--- Data for review ---

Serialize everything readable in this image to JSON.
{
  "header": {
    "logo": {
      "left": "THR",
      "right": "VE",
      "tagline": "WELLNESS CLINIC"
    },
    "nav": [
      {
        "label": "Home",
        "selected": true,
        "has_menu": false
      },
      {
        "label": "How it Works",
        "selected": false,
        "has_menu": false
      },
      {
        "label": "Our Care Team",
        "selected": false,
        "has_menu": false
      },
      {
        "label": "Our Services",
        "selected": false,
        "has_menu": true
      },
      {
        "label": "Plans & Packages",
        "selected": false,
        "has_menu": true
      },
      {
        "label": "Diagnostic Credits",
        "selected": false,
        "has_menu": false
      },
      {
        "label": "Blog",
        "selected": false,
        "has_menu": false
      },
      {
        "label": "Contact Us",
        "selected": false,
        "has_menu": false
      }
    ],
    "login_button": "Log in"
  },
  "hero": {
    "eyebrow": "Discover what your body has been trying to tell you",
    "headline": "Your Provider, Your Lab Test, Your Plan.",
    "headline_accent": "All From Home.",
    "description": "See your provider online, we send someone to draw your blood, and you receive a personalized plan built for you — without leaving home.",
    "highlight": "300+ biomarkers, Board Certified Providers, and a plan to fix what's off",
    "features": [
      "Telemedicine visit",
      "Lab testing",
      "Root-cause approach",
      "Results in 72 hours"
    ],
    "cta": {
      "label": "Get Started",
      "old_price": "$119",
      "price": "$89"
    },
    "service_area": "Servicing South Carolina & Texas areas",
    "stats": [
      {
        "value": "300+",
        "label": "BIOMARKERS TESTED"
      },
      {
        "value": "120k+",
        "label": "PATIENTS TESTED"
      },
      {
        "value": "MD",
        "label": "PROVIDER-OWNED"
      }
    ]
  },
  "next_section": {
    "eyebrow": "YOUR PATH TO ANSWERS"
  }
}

---

What the task requires
Restate the entries. Match them exactly.

Output
Serialize everything readable in this image to JSON.
{
  "header": {
    "logo": {
      "left": "THR",
      "right": "VE",
      "tagline": "WELLNESS CLINIC"
    },
    "nav": [
      {
        "label": "Home",
        "selected": true,
        "has_menu": false
      },
      {
        "label": "How it Works",
        "selected": false,
        "has_menu": false
      },
      {
        "label": "Our Care Team",
        "selected": false,
        "has_menu": false
      },
      {
        "label": "Our Services",
        "selected": false,
        "has_menu": true
      },
      {
        "label": "Plans & Packages",
        "selected": false,
        "has_menu": true
      },
      {
        "label": "Diagnostic Credits",
        "selected": false,
        "has_menu": false
      },
      {
        "label": "Blog",
        "selected": false,
        "has_menu": false
      },
      {
        "label": "Contact Us",
        "selected": false,
        "has_menu": false
      }
    ],
    "login_button": "Log in"
  },
  "hero": {
    "eyebrow": "Discover what your body has been trying to tell you",
    "headline": "Your Provider, Your Lab Test, Your Plan.",
    "headline_accent": "All From Home.",
    "description": "See your provider online, we send someone to draw your blood, and you receive a personalized plan built for you — without leaving home.",
    "highlight": "300+ biomarkers, Board Certified Providers, and a plan to fix what's off",
    "features": [
      "Telemedicine visit",
      "Lab testing",
      "Root-cause approach",
      "Results in 72 hours"
    ],
    "cta": {
      "label": "Get Started",
      "old_price": "$119",
      "price": "$89"
    },
    "service_area": "Servicing South Carolina & Texas areas",
    "stats": [
      {
        "value": "300+",
        "label": "BIOMARKERS TESTED"
      },
      {
        "value": "120k+",
        "label": "PATIENTS TESTED"
      },
      {
        "value": "MD",
        "label": "PROVIDER-OWNED"
      }
    ]
  },
  "next_section": {
    "eyebrow": "YOUR PATH TO ANSWERS"
  }
}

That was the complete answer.